• Passage
- Chinese name: 红点同心党 Hóng Diǎn Tóngxīn Dǎng
- Malay name: Titik Merah Bersatu
- Tamil name: ஒன்றுபட்ட சிவப்புப் புள்ளி Oṉṟupaṭṭa Civappup Puḷḷi
- Abbreviation: RDU
- Chairman: David Foo Ming Jin
- Secretary-General: Ravi Philemon
- Founders: Michelle Lee Juen; Ravi Philemon;
- Founded: 26 May 2020; 6 years ago
- Split from: Progress Singapore Party
- Headquarters: 10 Ubi Crescent, #07-96, Ubi Techpark, Singapore 408564
- Ideology: Social democracy Progressivism
- Political position: Centre-left
- Colours: Navy Blue
- Slogan: United We Can!
- Parliament: 0 / 104

Website
- reddotunited.sg

= Red Dot United =

Singaporean political party

Red Dot United (abbreviation: RDU) is a political party in Singapore. It was formed in 2020 by former members of the Progress Singapore Party (PSP), including Ravi Philemon and Michelle Lee Juen. It positions itself as a party with a focus on policies promoting transparency, accountability and citizen engagement.

RDU made its electoral debut in the 2020 general election, contesting the five-member Jurong Group Representation Constituency (GRC) against the governing People’s Action Party (PAP). It received 25.38% of the vote. In the 2025 general election, RDU expanded its participation by fielding candidates in four constituencies: Nee Soon GRC, Jurong East–Bukit Batok GRC, Holland–Bukit Timah GRC and Jurong Central Single Member Constituency (SMC). It did not win any seats; its best result, 26.19% of the vote, was in Nee Soon GRC.

Since its formation, RDU has focused on political outreach and policy advocacy, issuing statements and proposals on issues such as the cost of living, employment and electoral reform.

==History==
===2020 general election===
RDU was founded on 26 May 2020 by members of the Progress Singapore Party (PSP) who had resigned from the PSP. Although the average processing time for a registration application is two months, RDU received approval on 15 June 2020, three weeks after application, in what appeared to be an expedited process.

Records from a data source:
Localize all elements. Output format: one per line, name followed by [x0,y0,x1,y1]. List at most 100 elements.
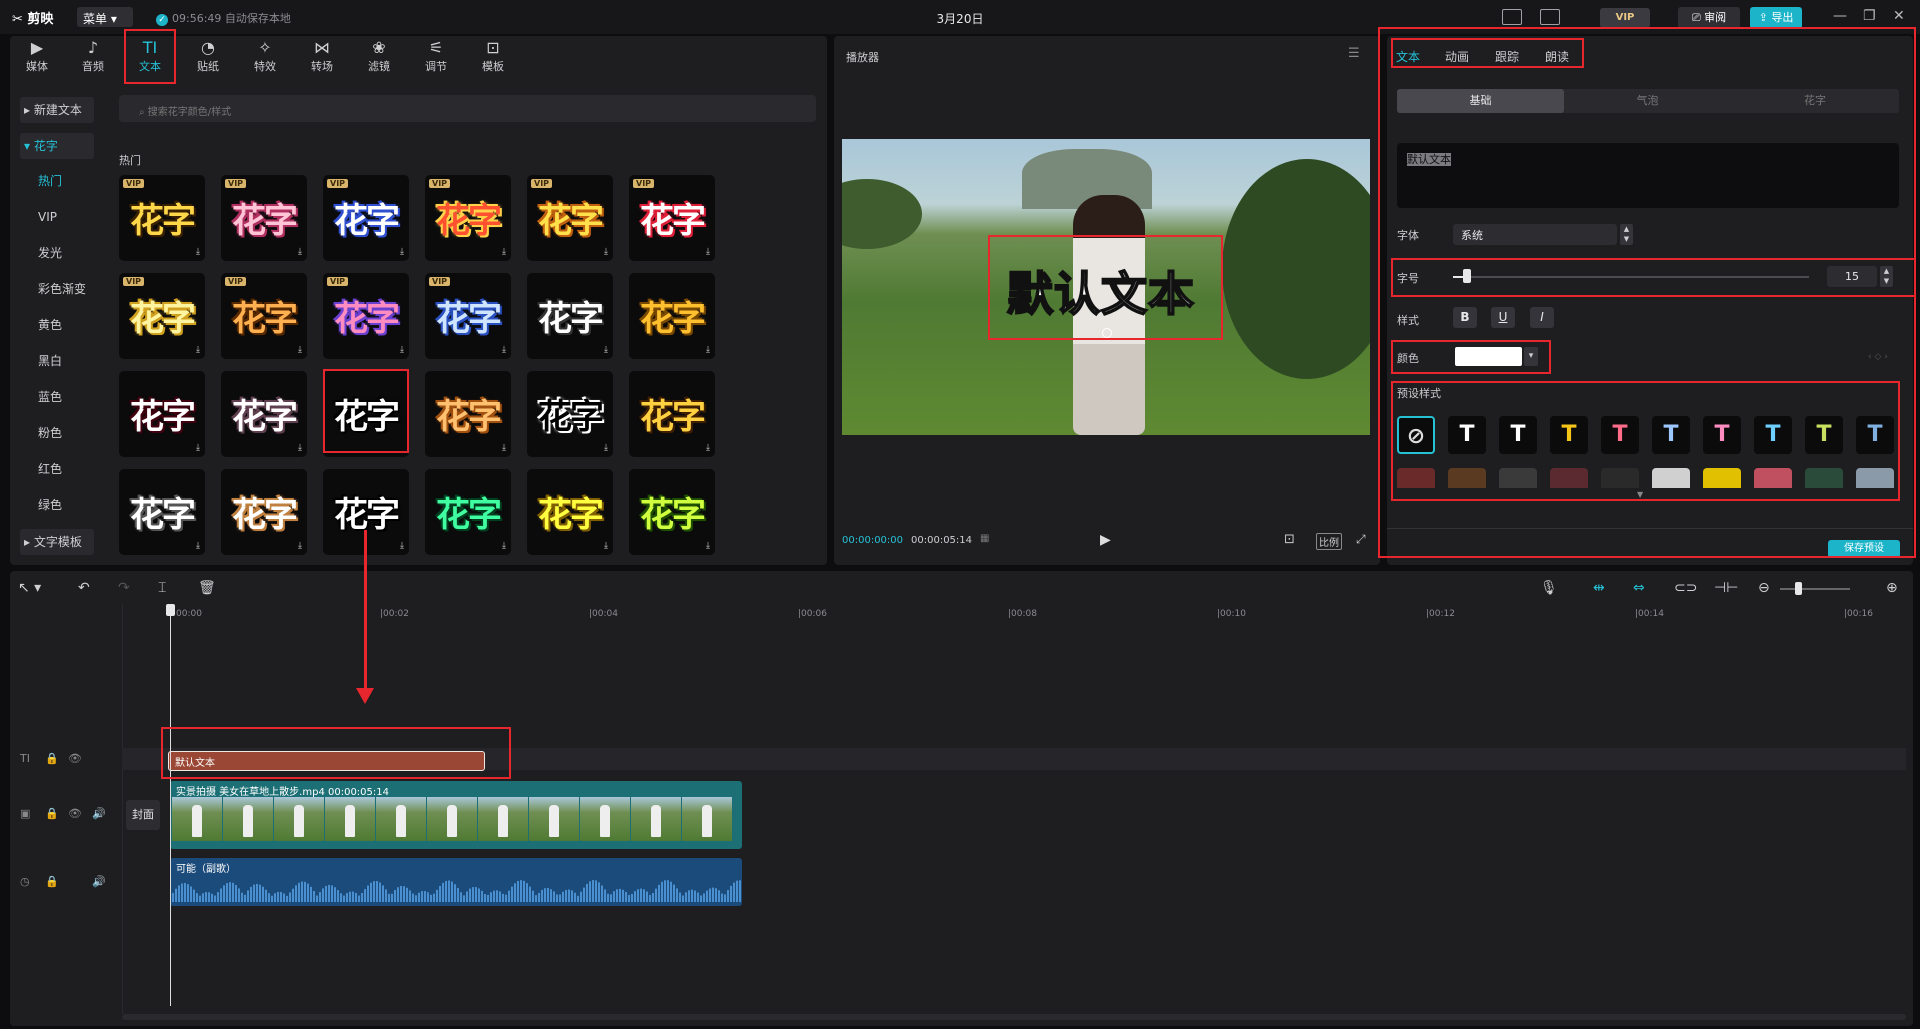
italic-button[interactable]: I [1530,307,1554,328]
maximize-button[interactable]: ❐ [1863,8,1876,24]
download-icon[interactable]: ⤓ [196,345,200,355]
text-effect-tile[interactable]: 花字 ⤓ [629,273,715,359]
size-slider-handle[interactable] [1463,269,1471,283]
download-icon[interactable]: ⤓ [298,247,302,257]
preset-style-tile[interactable] [1703,468,1741,488]
volume-icon[interactable]: 🔊 [92,875,106,888]
preset-style-tile[interactable]: T [1856,416,1894,454]
download-icon[interactable]: ⤓ [604,541,608,551]
layout-icon[interactable] [1540,9,1560,25]
text-effect-tile[interactable]: 花字 VIP ⤓ [323,273,409,359]
text-effect-tile[interactable]: 花字 VIP ⤓ [527,175,613,261]
text-effect-tile[interactable]: 花字 ⤓ [527,469,613,555]
mic-icon[interactable]: 🎙 [1540,580,1558,596]
preset-style-tile[interactable] [1550,468,1588,488]
keyframe-nav-icon[interactable]: ‹ ◇ › [1868,352,1888,362]
download-icon[interactable]: ⤓ [196,443,200,453]
tab-tracking[interactable]: 跟踪 [1495,48,1519,65]
tab-sticker[interactable]: ◔ 贴纸 [184,38,232,74]
zoom-in-icon[interactable]: ⊕ [1886,580,1898,596]
volume-icon[interactable]: 🔊 [92,807,106,820]
export-button[interactable]: ⇪ 导出 [1750,7,1802,29]
vip-badge[interactable]: VIP [1600,8,1650,28]
nav-text-template[interactable]: ▸ 文字模板 [20,529,94,555]
nav-huazi[interactable]: ▾ 花字 [20,133,94,159]
text-effect-tile[interactable]: 花字 VIP ⤓ [425,175,511,261]
font-stepper-icon[interactable]: ▲ ▼ [1620,224,1633,245]
text-content-input[interactable]: 默认文本 [1397,143,1899,208]
cover-button[interactable]: 封面 [126,800,160,830]
preset-style-tile[interactable]: T [1448,416,1486,454]
preset-style-tile[interactable]: T [1550,416,1588,454]
tab-read-aloud[interactable]: 朗读 [1545,48,1569,65]
tab-text-props[interactable]: 文本 [1396,48,1420,65]
nav-bw[interactable]: 黑白 [20,343,94,379]
text-effect-tile[interactable]: 花字 VIP ⤓ [119,175,205,261]
split-icon[interactable]: ⌶ [158,580,166,596]
playhead[interactable] [170,606,171,1006]
tab-adjust[interactable]: ⚟ 调节 [412,38,460,74]
download-icon[interactable]: ⤓ [706,443,710,453]
minimize-button[interactable]: — [1833,8,1847,24]
download-icon[interactable]: ⤓ [706,345,710,355]
segment-huazi[interactable]: 花字 [1731,89,1899,113]
nav-pink[interactable]: 粉色 [20,415,94,451]
preset-style-tile[interactable]: T [1499,416,1537,454]
size-stepper-icon[interactable]: ▲ ▼ [1880,266,1893,287]
size-slider[interactable] [1453,276,1809,278]
preset-style-tile[interactable] [1754,468,1792,488]
text-effect-tile[interactable]: 花字 VIP ⤓ [323,175,409,261]
select-icon[interactable]: ↖ ▾ [18,580,41,596]
search-input[interactable]: ⌕ 搜索花字颜色/样式 [119,95,816,122]
keyboard-icon[interactable] [1502,9,1522,25]
underline-button[interactable]: U [1491,307,1515,328]
text-effect-tile[interactable]: 花字 ⤓ [425,371,511,457]
timeline-scrollbar[interactable] [122,1014,1906,1020]
tab-effects[interactable]: ✧ 特效 [241,38,289,74]
download-icon[interactable]: ⤓ [706,247,710,257]
preset-style-tile[interactable] [1856,468,1894,488]
text-effect-tile[interactable]: 花字 ⤓ [425,469,511,555]
text-effect-tile[interactable]: 花字 VIP ⤓ [629,175,715,261]
tab-filter[interactable]: ❀ 滤镜 [355,38,403,74]
text-effect-tile[interactable]: 花字 ⤓ [629,469,715,555]
text-effect-tile[interactable]: 花字 ⤓ [527,273,613,359]
text-effect-tile[interactable]: 花字 VIP ⤓ [221,175,307,261]
lock-icon[interactable]: 🔒 [45,875,59,888]
tab-text[interactable]: TI 文本 [126,38,174,74]
bold-button[interactable]: B [1453,307,1477,328]
nav-yellow[interactable]: 黄色 [20,307,94,343]
nav-glow[interactable]: 发光 [20,235,94,271]
audio-clip[interactable] [170,858,742,906]
preset-style-tile[interactable]: T [1601,416,1639,454]
nav-red[interactable]: 红色 [20,451,94,487]
link-icon[interactable]: ⇔ [1633,580,1645,596]
preset-style-tile[interactable]: T [1703,416,1741,454]
download-icon[interactable]: ⤓ [400,541,404,551]
download-icon[interactable]: ⤓ [604,345,608,355]
delete-icon[interactable]: 🗑 [198,580,216,596]
text-effect-tile[interactable]: 花字 ⤓ [527,371,613,457]
text-effect-tile[interactable]: 花字 VIP ⤓ [119,273,205,359]
download-icon[interactable]: ⤓ [196,541,200,551]
download-icon[interactable]: ⤓ [298,541,302,551]
tab-template[interactable]: ⊡ 模板 [469,38,517,74]
snap-icon[interactable]: ⇹ [1593,580,1605,596]
text-clip[interactable]: 默认文本 [168,751,485,771]
undo-icon[interactable]: ↶ [78,580,90,596]
download-icon[interactable]: ⤓ [502,247,506,257]
text-effect-tile[interactable]: 花字 [323,371,409,457]
tab-transition[interactable]: ⋈ 转场 [298,38,346,74]
preview-text-overlay[interactable]: 默认文本 [1006,258,1195,324]
rotate-handle-icon[interactable] [1102,328,1112,338]
preset-style-tile[interactable] [1601,468,1639,488]
close-button[interactable]: ✕ [1893,8,1905,24]
redo-icon[interactable]: ↷ [118,580,130,596]
segment-bubble[interactable]: 气泡 [1564,89,1731,113]
preset-style-tile[interactable] [1652,468,1690,488]
preset-none-icon[interactable]: ⊘ [1397,416,1435,454]
save-preset-button[interactable]: 保存预设 [1828,540,1900,558]
lock-icon[interactable]: 🔒 [45,807,59,820]
nav-vip[interactable]: VIP [20,199,94,235]
download-icon[interactable]: ⤓ [706,541,710,551]
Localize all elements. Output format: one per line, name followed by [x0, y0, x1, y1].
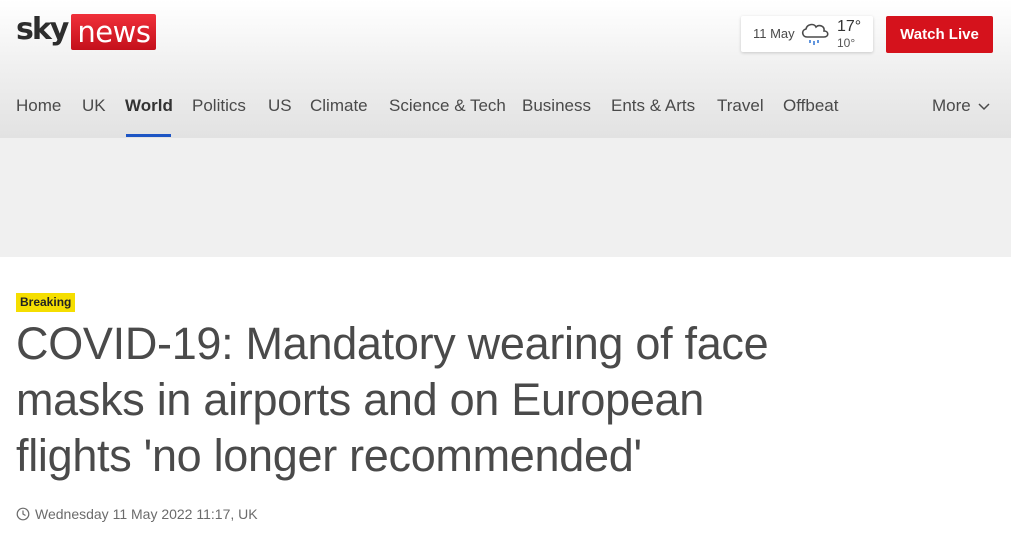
- weather-high-temp: 17°: [837, 18, 862, 35]
- nav-item-home[interactable]: Home: [16, 94, 61, 118]
- nav-item-business[interactable]: Business: [522, 94, 591, 118]
- nav-more-label: More: [932, 96, 971, 115]
- nav-item-travel[interactable]: Travel: [717, 94, 764, 118]
- clock-icon: [16, 507, 30, 521]
- nav-item-politics[interactable]: Politics: [192, 94, 246, 118]
- nav-item-us[interactable]: US: [268, 94, 292, 118]
- breaking-badge: Breaking: [16, 293, 76, 312]
- nav-item-ents-arts[interactable]: Ents & Arts: [611, 94, 695, 118]
- logo-news-text: news: [71, 14, 157, 50]
- watch-live-button[interactable]: Watch Live: [886, 16, 993, 53]
- timestamp-text: Wednesday 11 May 2022 11:17, UK: [35, 506, 258, 522]
- nav-item-science-tech[interactable]: Science & Tech: [389, 94, 506, 118]
- nav-item-world[interactable]: World: [125, 94, 173, 118]
- active-nav-indicator: [126, 134, 171, 137]
- article-headline: COVID-19: Mandatory wearing of face mask…: [16, 318, 769, 481]
- article-timestamp: Wednesday 11 May 2022 11:17, UK: [16, 506, 258, 522]
- nav-item-uk[interactable]: UK: [82, 94, 106, 118]
- weather-date: 11 May: [753, 26, 795, 41]
- weather-low-temp: 10°: [837, 36, 856, 50]
- rain-cloud-icon: [799, 20, 831, 53]
- logo-sky-text: sky: [16, 12, 69, 47]
- ad-placeholder: [0, 138, 1011, 257]
- nav-more-menu[interactable]: More: [932, 94, 991, 118]
- nav-item-offbeat[interactable]: Offbeat: [783, 94, 838, 118]
- nav-item-climate[interactable]: Climate: [310, 94, 368, 118]
- sky-news-logo[interactable]: sky news: [16, 12, 157, 51]
- chevron-down-icon: [978, 103, 990, 111]
- weather-widget[interactable]: 11 May 17° 10°: [741, 16, 873, 52]
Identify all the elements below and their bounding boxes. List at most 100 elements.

• Goal 1
Reproduce word for word the part of the Red Dot United passage from "- Chinese name: 红点同心党" to "United We Can!".
• Goal 2
Name every constituency where the Red Dot United passage says the party fielded candidates in the 2025 general election.
• Goal 3
Continue the Red Dot United article from its last sentence.

• Exercise response 1
- Chinese name: 红点同心党 Hóng Diǎn Tóngxīn Dǎng
- Malay name: Titik Merah Bersatu
- Tamil name: ஒன்றுபட்ட சிவப்புப் புள்ளி Oṉṟupaṭṭa Civappup Puḷḷi
- Abbreviation: RDU
- Chairman: David Foo Ming Jin
- Secretary-General: Ravi Philemon
- Founders: Michelle Lee Juen; Ravi Philemon;
- Founded: 26 May 2020; 6 years ago
- Split from: Progress Singapore Party
- Headquarters: 10 Ubi Crescent, #07-96, Ubi Techpark, Singapore 408564
- Ideology: Social democracy Progressivism
- Political position: Centre-left
- Colours: Navy Blue
- Slogan: United We Can!

• Exercise response 2
Nee Soon GRC, Jurong East–Bukit Batok GRC, Holland–Bukit Timah GRC, Jurong Central Single Member Constituency (SMC)

• Exercise response 3
RDU had put forward candidates to contest the five-seat Jurong GRC, helmed by Senior Minister Tharman Shanmugaratnam, for the general election, which was called on 23 June 2020 with the dissolution of the 13th Parliament of Singapore. On 10 July, their only team lost to the PAP team in the election with the widest winning margin of 49.22% percentage-points.

===2025 general election===
After the release of the electoral boundaries for the 2025 general election, RDU announced their intention to contest six constituencies: Jurong East–Bukit Batok GRC, Nee Soon GRC, Tanjong Pagar GRC, Jurong Central SMC, Jalan Kayu SMC and Radin Mas SMC. On 15 March 2025, RDU held a porridge distribution event in Jurong East-Bukit Batok GRC, where they introduced potential candidate Pang Heng Chuan.

On 24 May 2025, RDU announced plans to evolve from a check-and-balance role into an alternative government. Following GE2025, where it secured 23.35% of the vote, RDU introduced a "3B strategy" to rebrand and strengthen its leadership. It aims to collaborate with other opposition parties through a proposed digital platform, altgovsg.online, to present policy alternatives. The party is also considering a name change as part of its long-term vision.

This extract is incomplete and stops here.